#### Work to be completed
Write all of the entries again. Keep them exactly as they are.

#### Recorded information
◇ ◇ ◇ ◇ ◇ ◇ ◇
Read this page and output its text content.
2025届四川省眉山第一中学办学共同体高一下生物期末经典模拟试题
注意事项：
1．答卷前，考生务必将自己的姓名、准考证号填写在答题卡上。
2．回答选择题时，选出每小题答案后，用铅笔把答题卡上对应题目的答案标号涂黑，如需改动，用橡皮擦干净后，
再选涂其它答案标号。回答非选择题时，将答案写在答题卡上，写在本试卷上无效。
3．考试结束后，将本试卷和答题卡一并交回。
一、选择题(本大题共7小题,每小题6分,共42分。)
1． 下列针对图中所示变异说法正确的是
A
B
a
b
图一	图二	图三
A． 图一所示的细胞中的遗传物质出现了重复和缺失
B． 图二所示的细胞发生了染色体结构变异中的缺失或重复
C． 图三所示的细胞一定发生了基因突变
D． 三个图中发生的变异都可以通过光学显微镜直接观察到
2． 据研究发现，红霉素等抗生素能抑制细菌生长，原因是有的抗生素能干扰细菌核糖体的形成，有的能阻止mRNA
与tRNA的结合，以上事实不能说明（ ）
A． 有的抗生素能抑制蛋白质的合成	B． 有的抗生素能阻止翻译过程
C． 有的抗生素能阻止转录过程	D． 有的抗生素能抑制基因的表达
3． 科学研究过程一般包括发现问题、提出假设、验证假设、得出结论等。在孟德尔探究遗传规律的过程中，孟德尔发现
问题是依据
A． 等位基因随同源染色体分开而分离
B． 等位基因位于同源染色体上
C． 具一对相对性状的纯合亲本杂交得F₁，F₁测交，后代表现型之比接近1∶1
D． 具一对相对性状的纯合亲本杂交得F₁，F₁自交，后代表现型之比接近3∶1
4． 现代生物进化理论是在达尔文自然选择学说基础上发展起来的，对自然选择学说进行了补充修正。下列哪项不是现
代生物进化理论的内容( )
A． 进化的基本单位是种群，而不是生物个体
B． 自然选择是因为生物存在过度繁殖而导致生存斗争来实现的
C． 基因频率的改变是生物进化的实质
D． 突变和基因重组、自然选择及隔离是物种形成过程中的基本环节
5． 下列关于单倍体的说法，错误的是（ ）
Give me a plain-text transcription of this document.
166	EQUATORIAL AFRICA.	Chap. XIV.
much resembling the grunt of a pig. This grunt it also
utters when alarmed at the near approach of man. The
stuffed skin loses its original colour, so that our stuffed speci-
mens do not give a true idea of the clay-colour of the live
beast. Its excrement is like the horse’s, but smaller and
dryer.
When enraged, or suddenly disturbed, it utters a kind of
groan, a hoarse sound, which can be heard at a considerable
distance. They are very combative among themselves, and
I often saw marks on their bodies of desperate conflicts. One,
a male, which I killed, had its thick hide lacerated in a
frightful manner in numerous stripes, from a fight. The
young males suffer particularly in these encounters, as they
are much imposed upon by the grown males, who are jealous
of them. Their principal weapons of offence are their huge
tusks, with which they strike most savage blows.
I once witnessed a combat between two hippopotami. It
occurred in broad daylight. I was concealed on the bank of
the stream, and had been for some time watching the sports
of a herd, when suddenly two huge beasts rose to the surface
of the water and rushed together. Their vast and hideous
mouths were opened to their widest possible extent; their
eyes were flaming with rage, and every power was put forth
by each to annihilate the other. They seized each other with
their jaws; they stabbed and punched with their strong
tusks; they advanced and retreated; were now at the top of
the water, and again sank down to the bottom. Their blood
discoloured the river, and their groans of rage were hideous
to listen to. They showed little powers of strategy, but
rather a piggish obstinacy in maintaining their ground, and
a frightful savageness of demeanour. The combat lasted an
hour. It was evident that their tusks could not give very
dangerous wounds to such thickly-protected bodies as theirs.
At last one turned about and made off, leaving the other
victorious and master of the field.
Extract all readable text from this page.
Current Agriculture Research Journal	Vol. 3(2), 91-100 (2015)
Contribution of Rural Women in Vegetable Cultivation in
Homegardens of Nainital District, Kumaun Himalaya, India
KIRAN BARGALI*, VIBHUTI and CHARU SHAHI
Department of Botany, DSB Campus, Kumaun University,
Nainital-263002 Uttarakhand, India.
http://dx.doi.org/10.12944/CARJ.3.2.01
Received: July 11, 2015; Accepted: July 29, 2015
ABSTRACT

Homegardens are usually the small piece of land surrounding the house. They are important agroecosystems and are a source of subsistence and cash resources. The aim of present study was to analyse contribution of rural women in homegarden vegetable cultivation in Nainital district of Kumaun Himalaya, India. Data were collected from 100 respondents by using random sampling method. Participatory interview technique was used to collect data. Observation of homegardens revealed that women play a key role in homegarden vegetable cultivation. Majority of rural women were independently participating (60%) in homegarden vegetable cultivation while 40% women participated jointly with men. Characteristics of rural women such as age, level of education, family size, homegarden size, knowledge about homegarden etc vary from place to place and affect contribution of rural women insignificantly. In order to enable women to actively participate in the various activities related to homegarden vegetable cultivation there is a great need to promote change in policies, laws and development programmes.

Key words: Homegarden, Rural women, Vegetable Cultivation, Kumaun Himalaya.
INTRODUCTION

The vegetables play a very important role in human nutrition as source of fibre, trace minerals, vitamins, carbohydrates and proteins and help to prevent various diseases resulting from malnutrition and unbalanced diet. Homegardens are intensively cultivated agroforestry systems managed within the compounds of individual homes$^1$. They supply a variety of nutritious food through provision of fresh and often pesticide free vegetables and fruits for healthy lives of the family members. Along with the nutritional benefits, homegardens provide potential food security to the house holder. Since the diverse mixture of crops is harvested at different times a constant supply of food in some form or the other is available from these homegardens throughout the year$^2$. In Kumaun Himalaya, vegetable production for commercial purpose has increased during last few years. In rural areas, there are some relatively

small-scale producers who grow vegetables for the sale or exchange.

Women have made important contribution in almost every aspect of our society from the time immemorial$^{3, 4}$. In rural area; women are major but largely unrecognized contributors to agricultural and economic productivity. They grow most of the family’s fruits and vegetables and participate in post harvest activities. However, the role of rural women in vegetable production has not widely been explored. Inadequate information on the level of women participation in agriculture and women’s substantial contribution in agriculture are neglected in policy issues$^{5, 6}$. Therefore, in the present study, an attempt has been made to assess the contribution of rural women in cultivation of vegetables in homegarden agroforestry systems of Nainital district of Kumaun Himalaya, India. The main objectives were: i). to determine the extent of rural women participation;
◇ ◇ ◇ ◇ ◇ ◇ ◇
#### Result of this task
Read this page and output its text content.
2025届四川省眉山第一中学办学共同体高一下生物期末经典模拟试题
注意事项：
1．答卷前，考生务必将自己的姓名、准考证号填写在答题卡上。
2．回答选择题时，选出每小题答案后，用铅笔把答题卡上对应题目的答案标号涂黑，如需改动，用橡皮擦干净后，
再选涂其它答案标号。回答非选择题时，将答案写在答题卡上，写在本试卷上无效。
3．考试结束后，将本试卷和答题卡一并交回。
一、选择题(本大题共7小题,每小题6分,共42分。)
1． 下列针对图中所示变异说法正确的是
A
B
a
b
图一	图二	图三
A． 图一所示的细胞中的遗传物质出现了重复和缺失
B． 图二所示的细胞发生了染色体结构变异中的缺失或重复
C． 图三所示的细胞一定发生了基因突变
D． 三个图中发生的变异都可以通过光学显微镜直接观察到
2． 据研究发现，红霉素等抗生素能抑制细菌生长，原因是有的抗生素能干扰细菌核糖体的形成，有的能阻止mRNA
与tRNA的结合，以上事实不能说明（ ）
A． 有的抗生素能抑制蛋白质的合成	B． 有的抗生素能阻止翻译过程
C． 有的抗生素能阻止转录过程	D． 有的抗生素能抑制基因的表达
3． 科学研究过程一般包括发现问题、提出假设、验证假设、得出结论等。在孟德尔探究遗传规律的过程中，孟德尔发现
问题是依据
A． 等位基因随同源染色体分开而分离
B． 等位基因位于同源染色体上
C． 具一对相对性状的纯合亲本杂交得F₁，F₁测交，后代表现型之比接近1∶1
D． 具一对相对性状的纯合亲本杂交得F₁，F₁自交，后代表现型之比接近3∶1
4． 现代生物进化理论是在达尔文自然选择学说基础上发展起来的，对自然选择学说进行了补充修正。下列哪项不是现
代生物进化理论的内容( )
A． 进化的基本单位是种群，而不是生物个体
B． 自然选择是因为生物存在过度繁殖而导致生存斗争来实现的
C． 基因频率的改变是生物进化的实质
D． 突变和基因重组、自然选择及隔离是物种形成过程中的基本环节
5． 下列关于单倍体的说法，错误的是（ ）
Give me a plain-text transcription of this document.
166	EQUATORIAL AFRICA.	Chap. XIV.
much resembling the grunt of a pig. This grunt it also
utters when alarmed at the near approach of man. The
stuffed skin loses its original colour, so that our stuffed speci-
mens do not give a true idea of the clay-colour of the live
beast. Its excrement is like the horse’s, but smaller and
dryer.
When enraged, or suddenly disturbed, it utters a kind of
groan, a hoarse sound, which can be heard at a considerable
distance. They are very combative among themselves, and
I often saw marks on their bodies of desperate conflicts. One,
a male, which I killed, had its thick hide lacerated in a
frightful manner in numerous stripes, from a fight. The
young males suffer particularly in these encounters, as they
are much imposed upon by the grown males, who are jealous
of them. Their principal weapons of offence are their huge
tusks, with which they strike most savage blows.
I once witnessed a combat between two hippopotami. It
occurred in broad daylight. I was concealed on the bank of
the stream, and had been for some time watching the sports
of a herd, when suddenly two huge beasts rose to the surface
of the water and rushed together. Their vast and hideous
mouths were opened to their widest possible extent; their
eyes were flaming with rage, and every power was put forth
by each to annihilate the other. They seized each other with
their jaws; they stabbed and punched with their strong
tusks; they advanced and retreated; were now at the top of
the water, and again sank down to the bottom. Their blood
discoloured the river, and their groans of rage were hideous
to listen to. They showed little powers of strategy, but
rather a piggish obstinacy in maintaining their ground, and
a frightful savageness of demeanour. The combat lasted an
hour. It was evident that their tusks could not give very
dangerous wounds to such thickly-protected bodies as theirs.
At last one turned about and made off, leaving the other
victorious and master of the field.
Extract all readable text from this page.
Current Agriculture Research Journal	Vol. 3(2), 91-100 (2015)
Contribution of Rural Women in Vegetable Cultivation in
Homegardens of Nainital District, Kumaun Himalaya, India
KIRAN BARGALI*, VIBHUTI and CHARU SHAHI
Department of Botany, DSB Campus, Kumaun University,
Nainital-263002 Uttarakhand, India.
http://dx.doi.org/10.12944/CARJ.3.2.01
Received: July 11, 2015; Accepted: July 29, 2015
ABSTRACT

Homegardens are usually the small piece of land surrounding the house. They are important agroecosystems and are a source of subsistence and cash resources. The aim of present study was to analyse contribution of rural women in homegarden vegetable cultivation in Nainital district of Kumaun Himalaya, India. Data were collected from 100 respondents by using random sampling method. Participatory interview technique was used to collect data. Observation of homegardens revealed that women play a key role in homegarden vegetable cultivation. Majority of rural women were independently participating (60%) in homegarden vegetable cultivation while 40% women participated jointly with men. Characteristics of rural women such as age, level of education, family size, homegarden size, knowledge about homegarden etc vary from place to place and affect contribution of rural women insignificantly. In order to enable women to actively participate in the various activities related to homegarden vegetable cultivation there is a great need to promote change in policies, laws and development programmes.

Key words: Homegarden, Rural women, Vegetable Cultivation, Kumaun Himalaya.
INTRODUCTION

The vegetables play a very important role in human nutrition as source of fibre, trace minerals, vitamins, carbohydrates and proteins and help to prevent various diseases resulting from malnutrition and unbalanced diet. Homegardens are intensively cultivated agroforestry systems managed within the compounds of individual homes$^1$. They supply a variety of nutritious food through provision of fresh and often pesticide free vegetables and fruits for healthy lives of the family members. Along with the nutritional benefits, homegardens provide potential food security to the house holder. Since the diverse mixture of crops is harvested at different times a constant supply of food in some form or the other is available from these homegardens throughout the year$^2$. In Kumaun Himalaya, vegetable production for commercial purpose has increased during last few years. In rural areas, there are some relatively

small-scale producers who grow vegetables for the sale or exchange.

Women have made important contribution in almost every aspect of our society from the time immemorial$^{3, 4}$. In rural area; women are major but largely unrecognized contributors to agricultural and economic productivity. They grow most of the family’s fruits and vegetables and participate in post harvest activities. However, the role of rural women in vegetable production has not widely been explored. Inadequate information on the level of women participation in agriculture and women’s substantial contribution in agriculture are neglected in policy issues$^{5, 6}$. Therefore, in the present study, an attempt has been made to assess the contribution of rural women in cultivation of vegetables in homegarden agroforestry systems of Nainital district of Kumaun Himalaya, India. The main objectives were: i). to determine the extent of rural women participation;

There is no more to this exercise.